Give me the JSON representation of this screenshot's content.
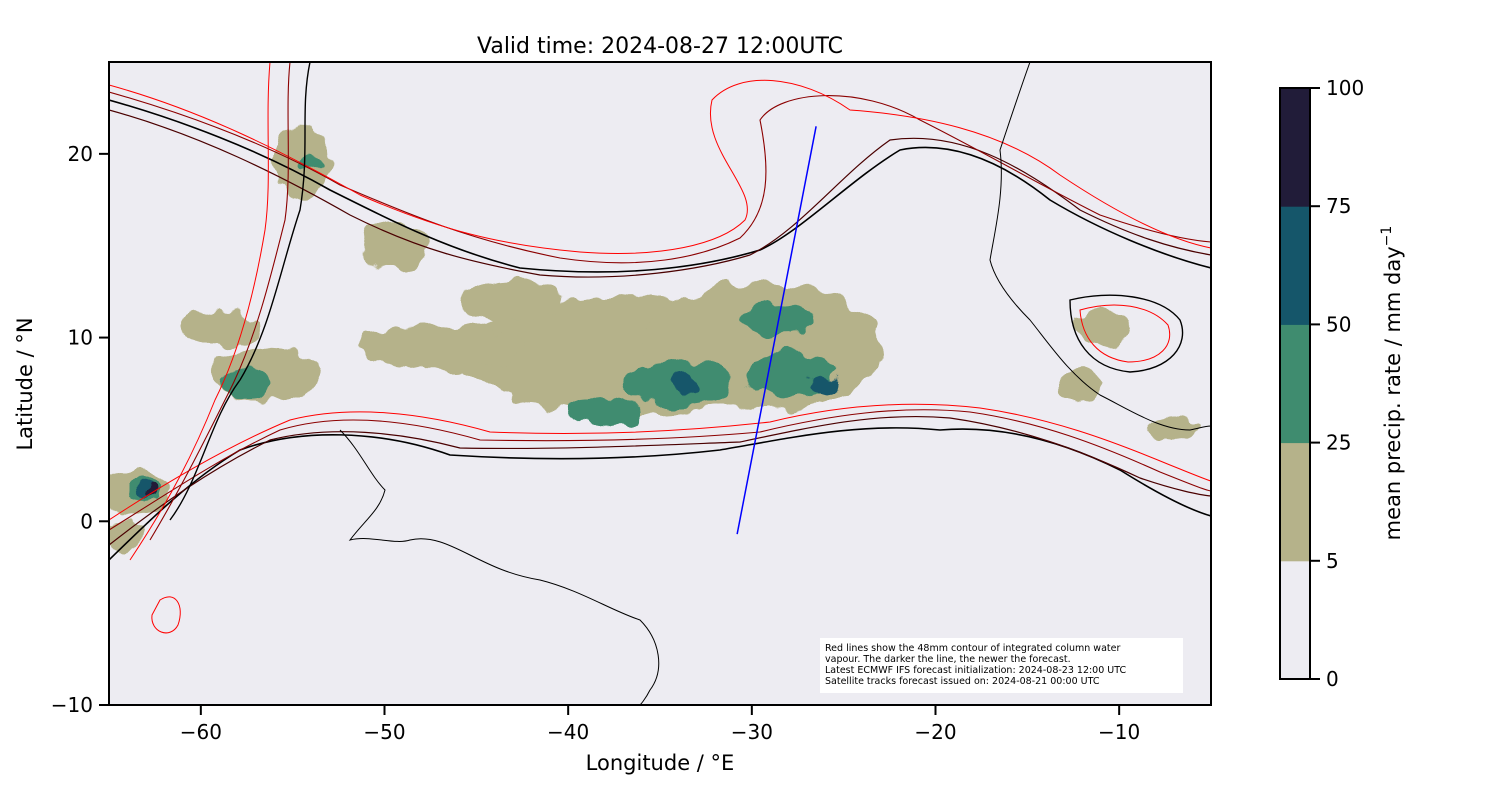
{
  "chart_data": {
    "type": "map",
    "title": "Valid time: 2024-08-27 12:00UTC",
    "xlabel": "Longitude / °E",
    "ylabel": "Latitude / °N",
    "xlim": [
      -65,
      -5
    ],
    "ylim": [
      -10,
      25
    ],
    "x_ticks": [
      {
        "value": -60,
        "label": "−60"
      },
      {
        "value": -50,
        "label": "−50"
      },
      {
        "value": -40,
        "label": "−40"
      },
      {
        "value": -30,
        "label": "−30"
      },
      {
        "value": -20,
        "label": "−20"
      },
      {
        "value": -10,
        "label": "−10"
      }
    ],
    "y_ticks": [
      {
        "value": 20,
        "label": "20"
      },
      {
        "value": 10,
        "label": "10"
      },
      {
        "value": 0,
        "label": "0"
      },
      {
        "value": -10,
        "label": "−10"
      }
    ],
    "colorbar": {
      "label": "mean precip. rate / mm day",
      "label_superscript": "−1",
      "levels": [
        0,
        5,
        25,
        50,
        75,
        100
      ],
      "tick_labels": [
        "0",
        "5",
        "25",
        "50",
        "75",
        "100"
      ],
      "colors": [
        "#edecf2",
        "#b5b28a",
        "#3f8c6f",
        "#15566a",
        "#211c39"
      ]
    },
    "annotation": [
      "Red lines show the 48mm contour of integrated column water",
      "vapour. The darker the line, the newer the forecast.",
      "Latest ECMWF IFS forecast initialization: 2024-08-23 12:00 UTC",
      "Satellite tracks forecast issued on: 2024-08-21 00:00 UTC"
    ],
    "satellite_track": {
      "color": "#0000ff",
      "points": [
        [
          -30.8,
          -0.7
        ],
        [
          -26.5,
          21.5
        ]
      ]
    },
    "water_vapour_contour_colors": [
      "#ff0000",
      "#cc0000",
      "#8b0000",
      "#4a0000",
      "#000000"
    ],
    "precip_regions": [
      {
        "level": 1,
        "center": [
          -36.5,
          9.0
        ],
        "radius": [
          9.5,
          3.2
        ]
      },
      {
        "level": 1,
        "center": [
          -29.5,
          9.5
        ],
        "radius": [
          6.5,
          3.5
        ]
      },
      {
        "level": 1,
        "center": [
          -43.0,
          12.0
        ],
        "radius": [
          3.0,
          1.2
        ]
      },
      {
        "level": 1,
        "center": [
          -47.0,
          9.5
        ],
        "radius": [
          4.5,
          1.2
        ]
      },
      {
        "level": 1,
        "center": [
          -56.5,
          8.0
        ],
        "radius": [
          3.0,
          1.5
        ]
      },
      {
        "level": 1,
        "center": [
          -54.5,
          19.5
        ],
        "radius": [
          1.5,
          2.0
        ]
      },
      {
        "level": 1,
        "center": [
          -49.5,
          15.0
        ],
        "radius": [
          1.8,
          1.3
        ]
      },
      {
        "level": 1,
        "center": [
          -59.0,
          10.5
        ],
        "radius": [
          2.0,
          1.0
        ]
      },
      {
        "level": 1,
        "center": [
          -11.0,
          10.5
        ],
        "radius": [
          1.5,
          1.0
        ]
      },
      {
        "level": 1,
        "center": [
          -12.0,
          7.5
        ],
        "radius": [
          1.2,
          1.0
        ]
      },
      {
        "level": 1,
        "center": [
          -7.0,
          5.0
        ],
        "radius": [
          1.5,
          0.6
        ]
      },
      {
        "level": 1,
        "center": [
          -63.5,
          1.5
        ],
        "radius": [
          2.0,
          1.2
        ]
      },
      {
        "level": 1,
        "center": [
          -64.0,
          -0.8
        ],
        "radius": [
          1.2,
          0.8
        ]
      },
      {
        "level": 2,
        "center": [
          -34.0,
          7.5
        ],
        "radius": [
          3.0,
          1.2
        ]
      },
      {
        "level": 2,
        "center": [
          -28.0,
          8.0
        ],
        "radius": [
          2.5,
          1.2
        ]
      },
      {
        "level": 2,
        "center": [
          -28.5,
          11.0
        ],
        "radius": [
          2.0,
          0.9
        ]
      },
      {
        "level": 2,
        "center": [
          -38.0,
          6.0
        ],
        "radius": [
          2.0,
          0.8
        ]
      },
      {
        "level": 2,
        "center": [
          -57.5,
          7.5
        ],
        "radius": [
          1.5,
          0.8
        ]
      },
      {
        "level": 2,
        "center": [
          -54.0,
          19.5
        ],
        "radius": [
          0.6,
          0.5
        ]
      },
      {
        "level": 2,
        "center": [
          -63.0,
          1.8
        ],
        "radius": [
          1.0,
          0.5
        ]
      },
      {
        "level": 3,
        "center": [
          -33.5,
          7.5
        ],
        "radius": [
          0.9,
          0.5
        ]
      },
      {
        "level": 3,
        "center": [
          -26.0,
          7.5
        ],
        "radius": [
          1.0,
          0.4
        ]
      },
      {
        "level": 3,
        "center": [
          -63.0,
          1.8
        ],
        "radius": [
          0.5,
          0.3
        ]
      },
      {
        "level": 4,
        "center": [
          -62.5,
          1.8
        ],
        "radius": [
          0.3,
          0.2
        ]
      }
    ]
  }
}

+ + + + +

_What this task involves_: Omit every picture while copying the listing above exactly.

_Written reply_:
Give me the JSON representation of this screenshot's content.
{
  "chart_data": {
    "type": "map",
    "title": "Valid time: 2024-08-27 12:00UTC",
    "xlabel": "Longitude / °E",
    "ylabel": "Latitude / °N",
    "xlim": [
      -65,
      -5
    ],
    "ylim": [
      -10,
      25
    ],
    "x_ticks": [
      {
        "value": -60,
        "label": "−60"
      },
      {
        "value": -50,
        "label": "−50"
      },
      {
        "value": -40,
        "label": "−40"
      },
      {
        "value": -30,
        "label": "−30"
      },
      {
        "value": -20,
        "label": "−20"
      },
      {
        "value": -10,
        "label": "−10"
      }
    ],
    "y_ticks": [
      {
        "value": 20,
        "label": "20"
      },
      {
        "value": 10,
        "label": "10"
      },
      {
        "value": 0,
        "label": "0"
      },
      {
        "value": -10,
        "label": "−10"
      }
    ],
    "colorbar": {
      "label": "mean precip. rate / mm day",
      "label_superscript": "−1",
      "levels": [
        0,
        5,
        25,
        50,
        75,
        100
      ],
      "tick_labels": [
        "0",
        "5",
        "25",
        "50",
        "75",
        "100"
      ],
      "colors": [
        "#edecf2",
        "#b5b28a",
        "#3f8c6f",
        "#15566a",
        "#211c39"
      ]
    },
    "annotation": [
      "Red lines show the 48mm contour of integrated column water",
      "vapour. The darker the line, the newer the forecast.",
      "Latest ECMWF IFS forecast initialization: 2024-08-23 12:00 UTC",
      "Satellite tracks forecast issued on: 2024-08-21 00:00 UTC"
    ],
    "satellite_track": {
      "color": "#0000ff",
      "points": [
        [
          -30.8,
          -0.7
        ],
        [
          -26.5,
          21.5
        ]
      ]
    },
    "water_vapour_contour_colors": [
      "#ff0000",
      "#cc0000",
      "#8b0000",
      "#4a0000",
      "#000000"
    ],
    "precip_regions": [
      {
        "level": 1,
        "center": [
          -36.5,
          9.0
        ],
        "radius": [
          9.5,
          3.2
        ]
      },
      {
        "level": 1,
        "center": [
          -29.5,
          9.5
        ],
        "radius": [
          6.5,
          3.5
        ]
      },
      {
        "level": 1,
        "center": [
          -43.0,
          12.0
        ],
        "radius": [
          3.0,
          1.2
        ]
      },
      {
        "level": 1,
        "center": [
          -47.0,
          9.5
        ],
        "radius": [
          4.5,
          1.2
        ]
      },
      {
        "level": 1,
        "center": [
          -56.5,
          8.0
        ],
        "radius": [
          3.0,
          1.5
        ]
      },
      {
        "level": 1,
        "center": [
          -54.5,
          19.5
        ],
        "radius": [
          1.5,
          2.0
        ]
      },
      {
        "level": 1,
        "center": [
          -49.5,
          15.0
        ],
        "radius": [
          1.8,
          1.3
        ]
      },
      {
        "level": 1,
        "center": [
          -59.0,
          10.5
        ],
        "radius": [
          2.0,
          1.0
        ]
      },
      {
        "level": 1,
        "center": [
          -11.0,
          10.5
        ],
        "radius": [
          1.5,
          1.0
        ]
      },
      {
        "level": 1,
        "center": [
          -12.0,
          7.5
        ],
        "radius": [
          1.2,
          1.0
        ]
      },
      {
        "level": 1,
        "center": [
          -7.0,
          5.0
        ],
        "radius": [
          1.5,
          0.6
        ]
      },
      {
        "level": 1,
        "center": [
          -63.5,
          1.5
        ],
        "radius": [
          2.0,
          1.2
        ]
      },
      {
        "level": 1,
        "center": [
          -64.0,
          -0.8
        ],
        "radius": [
          1.2,
          0.8
        ]
      },
      {
        "level": 2,
        "center": [
          -34.0,
          7.5
        ],
        "radius": [
          3.0,
          1.2
        ]
      },
      {
        "level": 2,
        "center": [
          -28.0,
          8.0
        ],
        "radius": [
          2.5,
          1.2
        ]
      },
      {
        "level": 2,
        "center": [
          -28.5,
          11.0
        ],
        "radius": [
          2.0,
          0.9
        ]
      },
      {
        "level": 2,
        "center": [
          -38.0,
          6.0
        ],
        "radius": [
          2.0,
          0.8
        ]
      },
      {
        "level": 2,
        "center": [
          -57.5,
          7.5
        ],
        "radius": [
          1.5,
          0.8
        ]
      },
      {
        "level": 2,
        "center": [
          -54.0,
          19.5
        ],
        "radius": [
          0.6,
          0.5
        ]
      },
      {
        "level": 2,
        "center": [
          -63.0,
          1.8
        ],
        "radius": [
          1.0,
          0.5
        ]
      },
      {
        "level": 3,
        "center": [
          -33.5,
          7.5
        ],
        "radius": [
          0.9,
          0.5
        ]
      },
      {
        "level": 3,
        "center": [
          -26.0,
          7.5
        ],
        "radius": [
          1.0,
          0.4
        ]
      },
      {
        "level": 3,
        "center": [
          -63.0,
          1.8
        ],
        "radius": [
          0.5,
          0.3
        ]
      },
      {
        "level": 4,
        "center": [
          -62.5,
          1.8
        ],
        "radius": [
          0.3,
          0.2
        ]
      }
    ]
  }
}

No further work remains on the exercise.